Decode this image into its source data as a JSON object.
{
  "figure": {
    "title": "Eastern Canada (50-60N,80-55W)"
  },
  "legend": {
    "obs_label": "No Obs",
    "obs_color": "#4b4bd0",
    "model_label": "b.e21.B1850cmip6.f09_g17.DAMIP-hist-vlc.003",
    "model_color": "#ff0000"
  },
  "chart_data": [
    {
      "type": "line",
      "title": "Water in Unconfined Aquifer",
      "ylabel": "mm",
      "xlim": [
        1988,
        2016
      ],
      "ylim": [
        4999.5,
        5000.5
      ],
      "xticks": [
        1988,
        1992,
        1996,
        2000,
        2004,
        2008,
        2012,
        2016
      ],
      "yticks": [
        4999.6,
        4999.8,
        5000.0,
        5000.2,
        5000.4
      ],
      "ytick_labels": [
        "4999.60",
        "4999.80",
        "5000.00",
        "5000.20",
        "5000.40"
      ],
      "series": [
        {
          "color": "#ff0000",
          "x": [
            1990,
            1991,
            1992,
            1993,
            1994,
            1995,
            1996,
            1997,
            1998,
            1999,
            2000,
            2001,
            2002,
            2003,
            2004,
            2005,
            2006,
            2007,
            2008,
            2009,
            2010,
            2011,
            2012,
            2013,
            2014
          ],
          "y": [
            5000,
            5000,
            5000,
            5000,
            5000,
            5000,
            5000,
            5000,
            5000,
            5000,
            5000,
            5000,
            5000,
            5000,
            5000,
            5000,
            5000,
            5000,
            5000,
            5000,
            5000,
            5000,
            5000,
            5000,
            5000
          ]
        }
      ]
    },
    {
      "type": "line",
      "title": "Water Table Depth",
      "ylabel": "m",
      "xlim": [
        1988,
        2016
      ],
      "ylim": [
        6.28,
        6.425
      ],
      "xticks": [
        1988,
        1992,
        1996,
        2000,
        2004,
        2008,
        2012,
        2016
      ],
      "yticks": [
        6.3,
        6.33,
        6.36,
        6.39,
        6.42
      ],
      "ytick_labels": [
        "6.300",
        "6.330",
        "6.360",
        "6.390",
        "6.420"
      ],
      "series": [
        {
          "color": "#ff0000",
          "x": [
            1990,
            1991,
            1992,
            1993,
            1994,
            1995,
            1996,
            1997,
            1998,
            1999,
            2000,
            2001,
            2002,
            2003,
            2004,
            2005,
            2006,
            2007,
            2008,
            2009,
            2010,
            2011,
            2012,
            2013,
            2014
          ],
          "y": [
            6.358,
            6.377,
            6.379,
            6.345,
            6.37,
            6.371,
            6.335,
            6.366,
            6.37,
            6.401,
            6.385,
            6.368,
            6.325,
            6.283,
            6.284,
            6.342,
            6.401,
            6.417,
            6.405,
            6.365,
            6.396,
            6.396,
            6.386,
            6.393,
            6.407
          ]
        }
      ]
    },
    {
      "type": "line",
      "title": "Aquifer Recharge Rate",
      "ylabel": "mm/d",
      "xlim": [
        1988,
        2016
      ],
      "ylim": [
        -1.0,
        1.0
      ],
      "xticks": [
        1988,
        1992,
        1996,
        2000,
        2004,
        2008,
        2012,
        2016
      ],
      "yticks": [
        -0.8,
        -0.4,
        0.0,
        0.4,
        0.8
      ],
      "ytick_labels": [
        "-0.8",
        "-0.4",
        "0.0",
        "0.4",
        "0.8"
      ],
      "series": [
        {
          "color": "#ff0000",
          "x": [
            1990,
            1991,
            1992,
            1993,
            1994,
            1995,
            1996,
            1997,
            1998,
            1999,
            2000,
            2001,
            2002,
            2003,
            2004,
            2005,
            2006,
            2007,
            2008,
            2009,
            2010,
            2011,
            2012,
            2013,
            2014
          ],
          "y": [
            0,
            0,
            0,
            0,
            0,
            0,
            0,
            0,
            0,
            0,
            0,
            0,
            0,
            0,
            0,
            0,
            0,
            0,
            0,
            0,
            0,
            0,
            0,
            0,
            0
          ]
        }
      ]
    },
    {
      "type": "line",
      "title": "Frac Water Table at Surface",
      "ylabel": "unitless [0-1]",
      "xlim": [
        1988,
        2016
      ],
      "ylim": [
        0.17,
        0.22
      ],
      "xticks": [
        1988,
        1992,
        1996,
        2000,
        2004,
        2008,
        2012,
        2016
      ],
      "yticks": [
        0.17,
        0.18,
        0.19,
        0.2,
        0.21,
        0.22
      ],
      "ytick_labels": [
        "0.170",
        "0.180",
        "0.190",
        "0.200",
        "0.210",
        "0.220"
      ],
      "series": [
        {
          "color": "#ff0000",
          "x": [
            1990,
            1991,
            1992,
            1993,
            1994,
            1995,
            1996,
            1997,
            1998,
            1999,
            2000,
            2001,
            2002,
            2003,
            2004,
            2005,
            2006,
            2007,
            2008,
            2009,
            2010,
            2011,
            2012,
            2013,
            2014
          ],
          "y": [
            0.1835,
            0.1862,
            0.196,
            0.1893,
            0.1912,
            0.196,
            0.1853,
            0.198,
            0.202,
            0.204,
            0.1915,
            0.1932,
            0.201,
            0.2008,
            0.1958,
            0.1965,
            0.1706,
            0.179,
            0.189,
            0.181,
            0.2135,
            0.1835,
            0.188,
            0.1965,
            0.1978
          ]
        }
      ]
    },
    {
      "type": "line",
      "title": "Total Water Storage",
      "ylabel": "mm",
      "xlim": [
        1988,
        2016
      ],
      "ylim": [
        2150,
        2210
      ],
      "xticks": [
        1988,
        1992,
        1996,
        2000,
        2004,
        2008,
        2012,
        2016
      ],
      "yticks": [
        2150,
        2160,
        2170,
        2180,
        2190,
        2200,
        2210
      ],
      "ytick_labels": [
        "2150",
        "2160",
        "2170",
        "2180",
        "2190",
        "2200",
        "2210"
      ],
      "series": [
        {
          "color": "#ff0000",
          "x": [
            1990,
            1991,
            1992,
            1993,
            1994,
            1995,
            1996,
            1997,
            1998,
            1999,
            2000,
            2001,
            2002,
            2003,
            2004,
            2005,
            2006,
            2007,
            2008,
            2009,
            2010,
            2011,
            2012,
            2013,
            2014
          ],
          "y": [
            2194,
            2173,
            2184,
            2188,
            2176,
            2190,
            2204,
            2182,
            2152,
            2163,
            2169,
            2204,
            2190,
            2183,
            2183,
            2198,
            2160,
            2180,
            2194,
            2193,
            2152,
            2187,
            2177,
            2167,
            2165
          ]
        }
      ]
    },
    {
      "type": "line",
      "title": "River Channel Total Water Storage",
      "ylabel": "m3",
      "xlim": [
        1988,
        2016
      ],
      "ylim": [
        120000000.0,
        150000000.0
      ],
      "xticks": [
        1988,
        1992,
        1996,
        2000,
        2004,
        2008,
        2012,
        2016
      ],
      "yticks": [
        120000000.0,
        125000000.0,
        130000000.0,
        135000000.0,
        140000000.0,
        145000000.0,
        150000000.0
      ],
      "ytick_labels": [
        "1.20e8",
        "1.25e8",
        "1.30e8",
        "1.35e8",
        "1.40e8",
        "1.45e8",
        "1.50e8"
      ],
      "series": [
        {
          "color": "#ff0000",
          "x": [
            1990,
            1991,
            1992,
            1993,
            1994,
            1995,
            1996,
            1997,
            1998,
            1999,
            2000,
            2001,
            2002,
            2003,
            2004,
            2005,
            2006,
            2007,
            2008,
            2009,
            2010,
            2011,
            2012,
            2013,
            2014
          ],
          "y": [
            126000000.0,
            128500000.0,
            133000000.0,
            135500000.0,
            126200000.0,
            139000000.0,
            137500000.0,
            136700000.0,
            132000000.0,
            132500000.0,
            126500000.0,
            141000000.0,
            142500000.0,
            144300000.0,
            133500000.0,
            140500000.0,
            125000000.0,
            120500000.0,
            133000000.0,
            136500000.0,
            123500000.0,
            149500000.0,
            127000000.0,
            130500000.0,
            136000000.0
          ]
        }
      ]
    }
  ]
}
-=-=-
# Aim of the exercise
Report only the number of lines in the records that include the word "Total".

# Completed task
2